> _GOAL OF THE EXERCISE_
For the records below, say how many lines contain the string "Nominal". Give the number only.

> _Rows from a dataset_
──────────

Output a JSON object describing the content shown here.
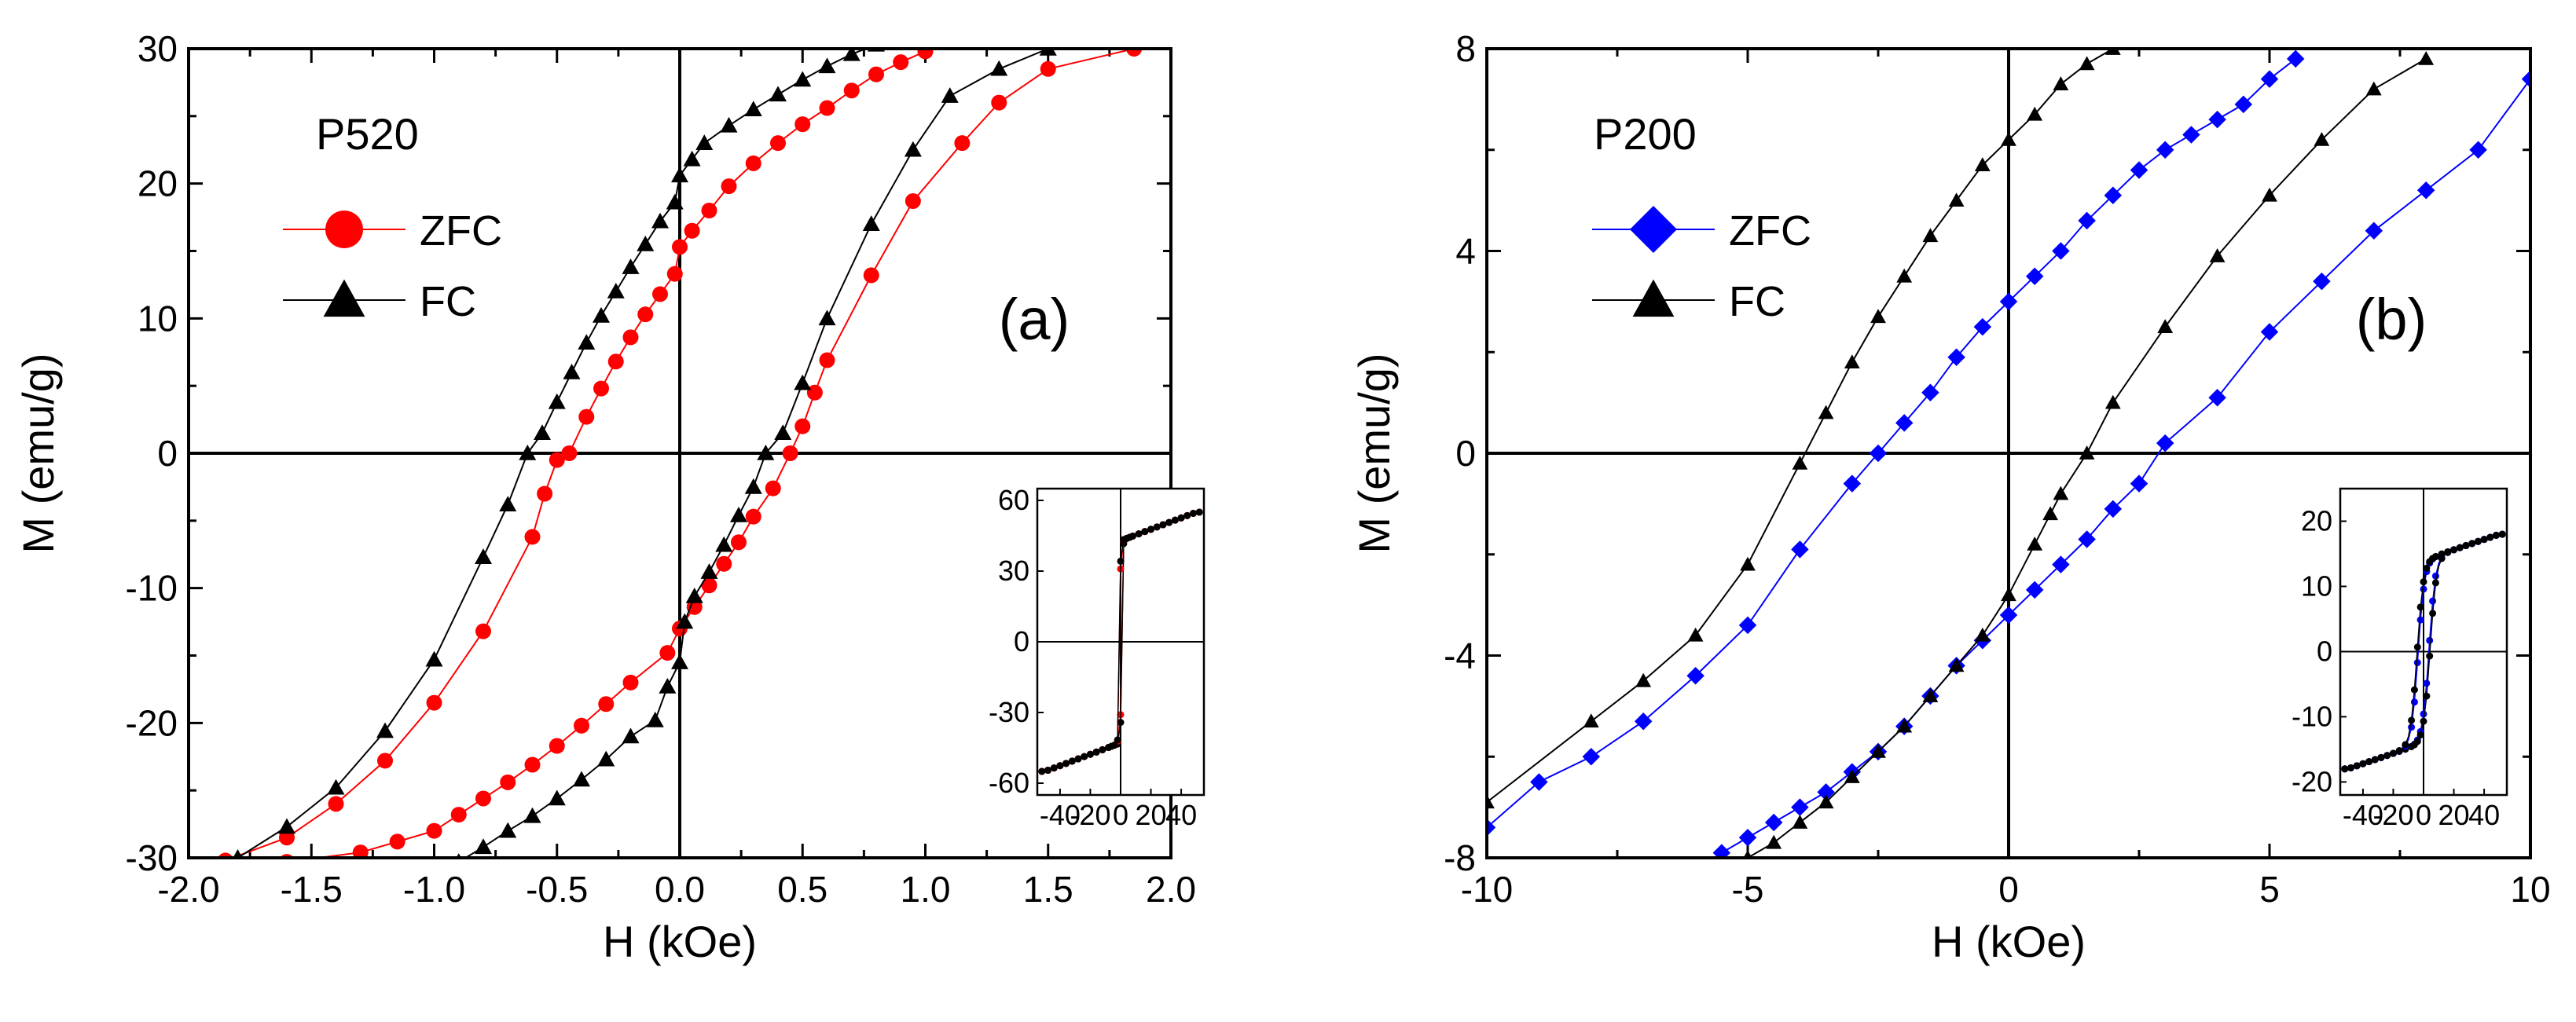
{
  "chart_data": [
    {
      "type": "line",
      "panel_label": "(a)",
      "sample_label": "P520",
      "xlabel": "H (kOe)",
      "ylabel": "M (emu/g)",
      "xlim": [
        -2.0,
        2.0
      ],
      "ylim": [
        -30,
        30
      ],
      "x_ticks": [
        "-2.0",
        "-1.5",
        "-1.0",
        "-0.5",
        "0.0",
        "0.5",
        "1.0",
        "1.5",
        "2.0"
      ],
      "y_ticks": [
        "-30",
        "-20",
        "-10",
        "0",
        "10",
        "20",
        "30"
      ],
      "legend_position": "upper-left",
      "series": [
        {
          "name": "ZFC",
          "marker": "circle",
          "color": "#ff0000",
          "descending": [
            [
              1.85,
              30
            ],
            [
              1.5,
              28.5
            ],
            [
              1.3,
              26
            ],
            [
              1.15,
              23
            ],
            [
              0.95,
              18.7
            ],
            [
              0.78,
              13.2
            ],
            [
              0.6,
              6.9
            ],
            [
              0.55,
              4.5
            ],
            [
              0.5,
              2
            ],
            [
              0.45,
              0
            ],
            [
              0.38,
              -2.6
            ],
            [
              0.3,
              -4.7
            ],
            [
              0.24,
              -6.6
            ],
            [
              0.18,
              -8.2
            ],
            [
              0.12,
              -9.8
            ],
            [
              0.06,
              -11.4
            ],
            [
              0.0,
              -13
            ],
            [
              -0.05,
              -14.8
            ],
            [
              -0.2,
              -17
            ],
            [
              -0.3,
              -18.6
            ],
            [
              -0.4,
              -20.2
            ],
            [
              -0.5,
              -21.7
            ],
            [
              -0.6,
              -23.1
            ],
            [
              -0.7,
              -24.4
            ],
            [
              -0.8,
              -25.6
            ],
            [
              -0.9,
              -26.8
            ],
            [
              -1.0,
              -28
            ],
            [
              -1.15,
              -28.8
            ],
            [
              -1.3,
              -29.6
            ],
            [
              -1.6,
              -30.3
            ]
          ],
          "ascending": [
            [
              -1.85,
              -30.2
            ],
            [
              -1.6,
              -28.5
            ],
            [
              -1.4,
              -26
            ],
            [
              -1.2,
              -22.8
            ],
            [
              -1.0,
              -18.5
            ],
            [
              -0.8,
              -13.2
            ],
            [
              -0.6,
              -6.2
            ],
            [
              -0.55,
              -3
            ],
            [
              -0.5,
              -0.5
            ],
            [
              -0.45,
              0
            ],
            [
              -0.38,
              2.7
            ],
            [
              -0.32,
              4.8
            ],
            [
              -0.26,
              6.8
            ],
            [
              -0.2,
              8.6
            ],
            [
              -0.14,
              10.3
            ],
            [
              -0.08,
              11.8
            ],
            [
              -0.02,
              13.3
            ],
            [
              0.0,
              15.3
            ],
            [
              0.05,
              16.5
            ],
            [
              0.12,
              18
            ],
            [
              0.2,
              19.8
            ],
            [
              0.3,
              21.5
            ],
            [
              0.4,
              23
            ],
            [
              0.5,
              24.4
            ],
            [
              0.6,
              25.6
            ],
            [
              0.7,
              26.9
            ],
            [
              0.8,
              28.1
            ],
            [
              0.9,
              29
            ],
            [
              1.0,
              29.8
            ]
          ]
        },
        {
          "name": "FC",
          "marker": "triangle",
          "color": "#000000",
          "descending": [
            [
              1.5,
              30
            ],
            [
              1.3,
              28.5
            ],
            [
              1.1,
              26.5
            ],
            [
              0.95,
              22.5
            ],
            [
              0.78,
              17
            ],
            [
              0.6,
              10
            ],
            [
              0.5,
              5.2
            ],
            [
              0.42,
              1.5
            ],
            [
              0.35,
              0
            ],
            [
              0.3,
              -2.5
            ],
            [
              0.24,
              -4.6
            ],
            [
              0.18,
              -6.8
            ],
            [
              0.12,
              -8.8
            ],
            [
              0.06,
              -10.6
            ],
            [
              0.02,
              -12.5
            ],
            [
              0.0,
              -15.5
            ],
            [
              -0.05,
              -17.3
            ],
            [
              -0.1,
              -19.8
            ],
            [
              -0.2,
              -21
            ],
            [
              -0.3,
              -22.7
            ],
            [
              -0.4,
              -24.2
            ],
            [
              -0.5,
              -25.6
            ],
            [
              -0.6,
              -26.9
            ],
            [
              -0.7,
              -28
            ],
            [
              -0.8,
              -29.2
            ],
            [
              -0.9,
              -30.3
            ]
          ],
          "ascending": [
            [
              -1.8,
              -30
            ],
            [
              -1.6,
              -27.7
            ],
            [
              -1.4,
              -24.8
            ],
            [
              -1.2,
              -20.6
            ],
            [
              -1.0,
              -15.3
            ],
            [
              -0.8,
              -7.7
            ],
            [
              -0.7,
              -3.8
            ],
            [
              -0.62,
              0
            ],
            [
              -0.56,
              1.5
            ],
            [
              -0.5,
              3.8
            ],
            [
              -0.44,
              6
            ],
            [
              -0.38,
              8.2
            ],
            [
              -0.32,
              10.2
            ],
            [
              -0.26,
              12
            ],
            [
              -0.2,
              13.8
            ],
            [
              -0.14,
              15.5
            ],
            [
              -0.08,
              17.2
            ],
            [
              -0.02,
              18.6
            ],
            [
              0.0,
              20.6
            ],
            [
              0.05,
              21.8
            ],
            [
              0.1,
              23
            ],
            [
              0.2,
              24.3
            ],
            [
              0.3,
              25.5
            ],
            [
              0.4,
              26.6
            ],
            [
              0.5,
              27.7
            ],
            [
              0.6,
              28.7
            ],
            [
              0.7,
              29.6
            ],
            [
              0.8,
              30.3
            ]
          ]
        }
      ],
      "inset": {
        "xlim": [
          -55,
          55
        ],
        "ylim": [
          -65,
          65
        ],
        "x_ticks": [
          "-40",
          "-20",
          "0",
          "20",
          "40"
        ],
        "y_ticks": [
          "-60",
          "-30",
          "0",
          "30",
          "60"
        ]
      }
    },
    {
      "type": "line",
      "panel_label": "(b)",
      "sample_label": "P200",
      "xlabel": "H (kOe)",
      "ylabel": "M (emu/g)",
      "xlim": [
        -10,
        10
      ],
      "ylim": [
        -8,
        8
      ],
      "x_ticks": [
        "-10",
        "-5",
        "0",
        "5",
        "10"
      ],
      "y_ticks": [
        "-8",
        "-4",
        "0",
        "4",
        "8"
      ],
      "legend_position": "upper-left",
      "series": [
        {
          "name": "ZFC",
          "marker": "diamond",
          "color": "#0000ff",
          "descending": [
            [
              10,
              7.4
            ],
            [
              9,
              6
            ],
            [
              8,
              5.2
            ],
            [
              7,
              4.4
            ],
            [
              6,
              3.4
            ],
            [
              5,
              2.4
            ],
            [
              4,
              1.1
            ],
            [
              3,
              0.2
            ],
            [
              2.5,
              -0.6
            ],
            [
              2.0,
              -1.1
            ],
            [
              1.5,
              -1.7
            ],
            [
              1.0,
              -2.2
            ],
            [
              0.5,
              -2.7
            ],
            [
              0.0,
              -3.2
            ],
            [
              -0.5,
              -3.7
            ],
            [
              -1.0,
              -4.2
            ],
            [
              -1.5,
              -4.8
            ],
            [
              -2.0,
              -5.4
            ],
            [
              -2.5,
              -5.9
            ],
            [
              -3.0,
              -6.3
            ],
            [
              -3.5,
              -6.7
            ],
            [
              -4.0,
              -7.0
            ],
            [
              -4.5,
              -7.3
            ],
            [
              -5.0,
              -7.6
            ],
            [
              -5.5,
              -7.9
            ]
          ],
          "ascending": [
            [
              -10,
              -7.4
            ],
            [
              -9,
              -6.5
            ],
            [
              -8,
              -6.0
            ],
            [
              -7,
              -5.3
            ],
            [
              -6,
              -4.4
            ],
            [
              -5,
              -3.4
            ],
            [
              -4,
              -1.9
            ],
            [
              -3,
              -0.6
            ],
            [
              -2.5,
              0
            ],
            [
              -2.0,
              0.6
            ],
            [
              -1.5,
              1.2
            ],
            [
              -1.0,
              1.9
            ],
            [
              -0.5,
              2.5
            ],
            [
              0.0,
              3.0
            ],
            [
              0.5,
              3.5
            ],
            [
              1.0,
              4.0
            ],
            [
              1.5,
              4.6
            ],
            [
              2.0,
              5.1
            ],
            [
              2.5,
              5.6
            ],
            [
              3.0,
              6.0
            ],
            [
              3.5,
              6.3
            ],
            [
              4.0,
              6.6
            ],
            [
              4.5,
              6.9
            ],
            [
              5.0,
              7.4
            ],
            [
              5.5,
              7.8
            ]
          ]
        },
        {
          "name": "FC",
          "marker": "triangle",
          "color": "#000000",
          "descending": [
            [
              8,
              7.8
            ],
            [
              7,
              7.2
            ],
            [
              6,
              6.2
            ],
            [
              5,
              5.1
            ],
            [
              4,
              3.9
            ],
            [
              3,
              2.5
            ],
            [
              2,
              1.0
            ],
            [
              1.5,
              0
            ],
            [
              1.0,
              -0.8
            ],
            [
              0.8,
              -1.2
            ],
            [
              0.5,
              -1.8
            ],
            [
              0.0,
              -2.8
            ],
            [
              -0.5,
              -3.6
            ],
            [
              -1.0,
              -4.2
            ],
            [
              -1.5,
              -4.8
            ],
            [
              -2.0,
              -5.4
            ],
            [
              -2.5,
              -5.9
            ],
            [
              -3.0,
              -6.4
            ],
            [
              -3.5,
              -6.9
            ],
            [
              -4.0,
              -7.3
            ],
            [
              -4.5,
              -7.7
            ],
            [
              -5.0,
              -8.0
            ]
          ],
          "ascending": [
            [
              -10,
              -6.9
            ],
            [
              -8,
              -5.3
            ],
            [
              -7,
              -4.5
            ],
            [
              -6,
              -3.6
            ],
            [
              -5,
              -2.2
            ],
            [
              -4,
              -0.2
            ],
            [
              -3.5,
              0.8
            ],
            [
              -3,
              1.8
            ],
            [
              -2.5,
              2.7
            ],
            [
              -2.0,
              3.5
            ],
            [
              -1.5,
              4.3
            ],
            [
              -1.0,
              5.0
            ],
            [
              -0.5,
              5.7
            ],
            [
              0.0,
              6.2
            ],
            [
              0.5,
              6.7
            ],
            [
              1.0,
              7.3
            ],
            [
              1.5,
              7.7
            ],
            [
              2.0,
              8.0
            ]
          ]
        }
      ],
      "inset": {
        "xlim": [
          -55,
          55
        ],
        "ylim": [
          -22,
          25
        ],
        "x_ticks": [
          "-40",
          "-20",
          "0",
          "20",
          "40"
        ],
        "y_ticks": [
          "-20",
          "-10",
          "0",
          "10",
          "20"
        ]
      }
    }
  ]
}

──────────

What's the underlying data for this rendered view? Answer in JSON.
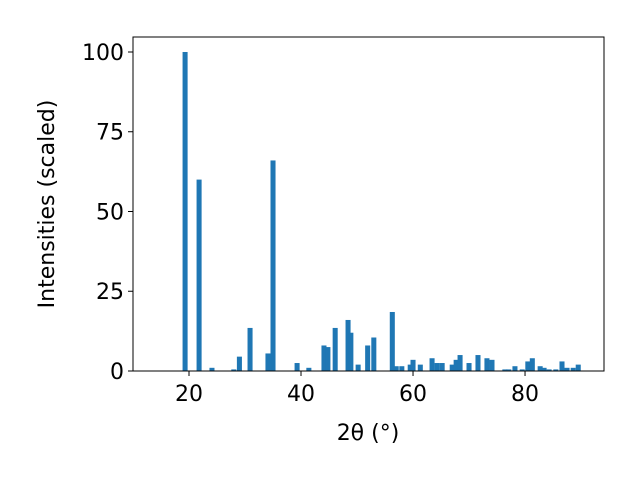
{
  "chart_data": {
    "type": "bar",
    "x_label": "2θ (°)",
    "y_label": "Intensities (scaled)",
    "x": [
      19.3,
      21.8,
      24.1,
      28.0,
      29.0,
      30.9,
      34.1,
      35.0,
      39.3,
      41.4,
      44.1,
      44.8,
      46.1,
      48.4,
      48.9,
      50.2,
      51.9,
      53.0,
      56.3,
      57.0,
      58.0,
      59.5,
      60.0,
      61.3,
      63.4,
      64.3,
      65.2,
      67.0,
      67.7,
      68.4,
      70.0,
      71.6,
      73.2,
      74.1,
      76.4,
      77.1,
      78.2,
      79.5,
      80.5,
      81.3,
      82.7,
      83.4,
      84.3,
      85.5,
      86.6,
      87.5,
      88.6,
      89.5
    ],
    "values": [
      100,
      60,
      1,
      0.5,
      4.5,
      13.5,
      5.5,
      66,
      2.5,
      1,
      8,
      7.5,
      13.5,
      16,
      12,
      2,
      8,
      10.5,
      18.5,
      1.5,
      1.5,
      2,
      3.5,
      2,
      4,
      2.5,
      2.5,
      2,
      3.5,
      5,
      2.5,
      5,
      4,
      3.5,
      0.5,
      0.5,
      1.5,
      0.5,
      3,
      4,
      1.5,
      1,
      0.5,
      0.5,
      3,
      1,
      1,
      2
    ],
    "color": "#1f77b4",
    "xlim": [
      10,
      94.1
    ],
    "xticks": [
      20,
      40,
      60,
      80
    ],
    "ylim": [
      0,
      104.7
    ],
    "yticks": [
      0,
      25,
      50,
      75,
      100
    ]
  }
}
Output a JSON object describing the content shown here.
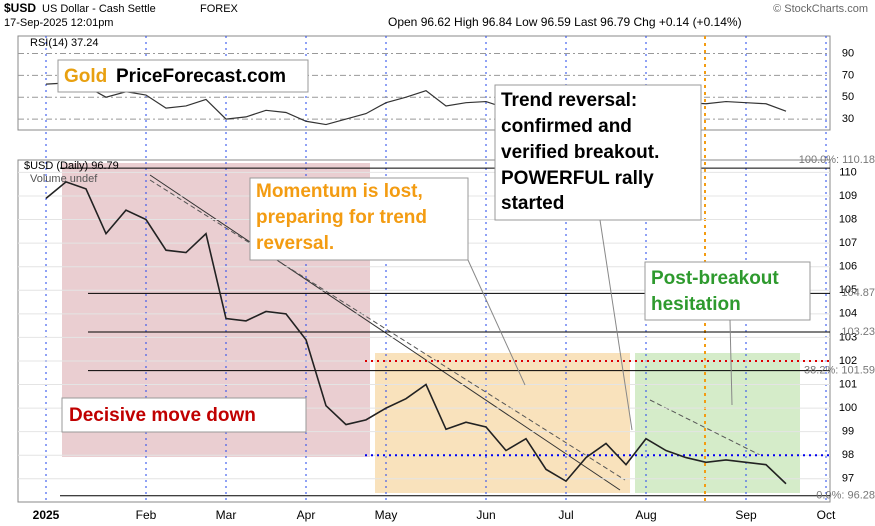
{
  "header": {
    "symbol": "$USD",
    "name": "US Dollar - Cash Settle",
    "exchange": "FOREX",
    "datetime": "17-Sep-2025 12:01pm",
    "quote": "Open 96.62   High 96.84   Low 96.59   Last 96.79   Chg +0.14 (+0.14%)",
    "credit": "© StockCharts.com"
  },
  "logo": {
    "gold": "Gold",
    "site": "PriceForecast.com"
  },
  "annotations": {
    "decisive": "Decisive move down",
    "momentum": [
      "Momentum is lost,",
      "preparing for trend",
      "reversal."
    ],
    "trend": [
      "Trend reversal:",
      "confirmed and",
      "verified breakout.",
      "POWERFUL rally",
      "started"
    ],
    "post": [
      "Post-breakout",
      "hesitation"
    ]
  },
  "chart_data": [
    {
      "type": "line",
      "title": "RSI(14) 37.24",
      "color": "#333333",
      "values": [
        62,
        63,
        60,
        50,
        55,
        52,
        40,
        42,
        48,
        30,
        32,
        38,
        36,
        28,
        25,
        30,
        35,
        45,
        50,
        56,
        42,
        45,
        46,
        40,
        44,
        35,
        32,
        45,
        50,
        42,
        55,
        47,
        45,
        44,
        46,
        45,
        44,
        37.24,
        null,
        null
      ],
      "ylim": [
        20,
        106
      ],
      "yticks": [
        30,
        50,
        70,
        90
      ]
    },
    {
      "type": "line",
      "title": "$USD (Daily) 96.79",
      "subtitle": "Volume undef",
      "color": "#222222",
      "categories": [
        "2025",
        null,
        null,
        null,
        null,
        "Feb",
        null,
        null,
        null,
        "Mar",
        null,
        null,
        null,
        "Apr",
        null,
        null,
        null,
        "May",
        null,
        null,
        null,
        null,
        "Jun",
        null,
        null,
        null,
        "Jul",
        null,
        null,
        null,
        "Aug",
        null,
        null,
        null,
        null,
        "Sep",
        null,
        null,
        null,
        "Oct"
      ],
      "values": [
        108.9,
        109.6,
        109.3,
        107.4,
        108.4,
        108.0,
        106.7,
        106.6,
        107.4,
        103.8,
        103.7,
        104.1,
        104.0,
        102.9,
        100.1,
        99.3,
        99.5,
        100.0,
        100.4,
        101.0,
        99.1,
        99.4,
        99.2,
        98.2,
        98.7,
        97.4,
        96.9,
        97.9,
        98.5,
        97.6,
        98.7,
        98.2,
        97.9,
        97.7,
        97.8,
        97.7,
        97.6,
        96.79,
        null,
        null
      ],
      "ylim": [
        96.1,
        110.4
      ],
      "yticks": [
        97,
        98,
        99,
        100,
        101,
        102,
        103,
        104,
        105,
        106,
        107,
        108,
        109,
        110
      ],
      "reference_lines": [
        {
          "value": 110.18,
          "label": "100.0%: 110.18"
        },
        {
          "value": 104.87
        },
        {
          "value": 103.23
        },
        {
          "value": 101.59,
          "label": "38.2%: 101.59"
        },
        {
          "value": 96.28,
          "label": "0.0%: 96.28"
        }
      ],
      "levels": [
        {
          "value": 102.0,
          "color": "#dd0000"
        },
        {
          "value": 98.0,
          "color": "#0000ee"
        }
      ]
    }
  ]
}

──────────

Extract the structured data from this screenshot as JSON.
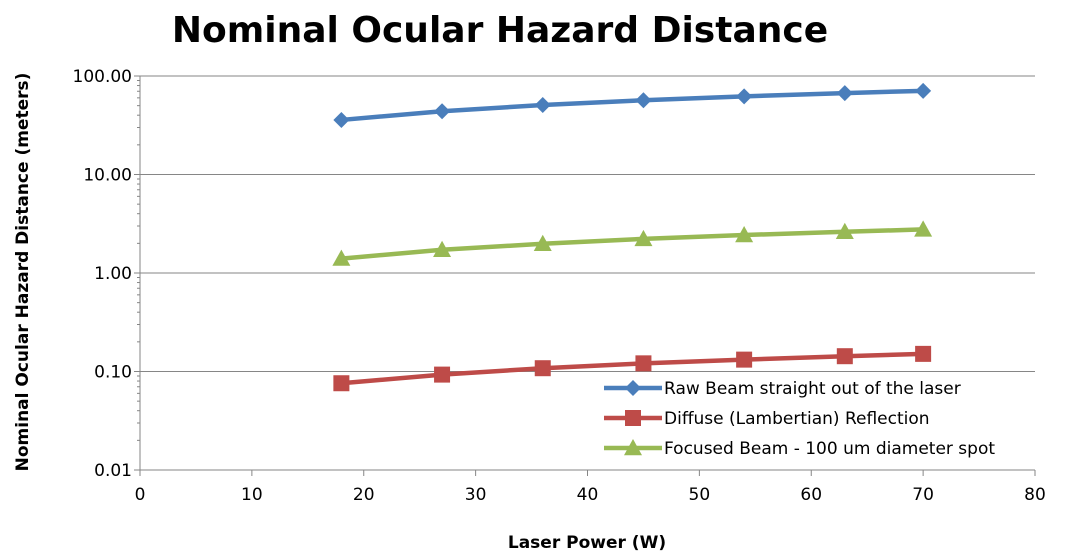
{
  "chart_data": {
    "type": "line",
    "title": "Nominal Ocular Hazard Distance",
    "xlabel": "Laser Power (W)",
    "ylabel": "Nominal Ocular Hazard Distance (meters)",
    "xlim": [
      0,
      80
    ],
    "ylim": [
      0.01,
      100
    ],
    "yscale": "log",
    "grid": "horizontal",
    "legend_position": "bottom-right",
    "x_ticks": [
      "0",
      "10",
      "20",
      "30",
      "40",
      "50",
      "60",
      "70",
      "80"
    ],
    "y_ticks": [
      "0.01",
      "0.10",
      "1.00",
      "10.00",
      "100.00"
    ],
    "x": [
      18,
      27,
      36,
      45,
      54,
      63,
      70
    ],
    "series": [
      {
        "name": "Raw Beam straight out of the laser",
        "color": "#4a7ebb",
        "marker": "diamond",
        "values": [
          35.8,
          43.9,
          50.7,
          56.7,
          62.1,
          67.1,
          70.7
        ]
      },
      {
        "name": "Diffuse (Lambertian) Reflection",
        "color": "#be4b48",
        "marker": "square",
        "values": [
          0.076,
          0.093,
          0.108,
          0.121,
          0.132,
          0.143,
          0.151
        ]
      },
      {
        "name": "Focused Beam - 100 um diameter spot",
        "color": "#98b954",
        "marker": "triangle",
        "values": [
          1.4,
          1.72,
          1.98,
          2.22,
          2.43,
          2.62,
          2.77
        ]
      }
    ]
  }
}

──────────

> _FINISHED TASK_
2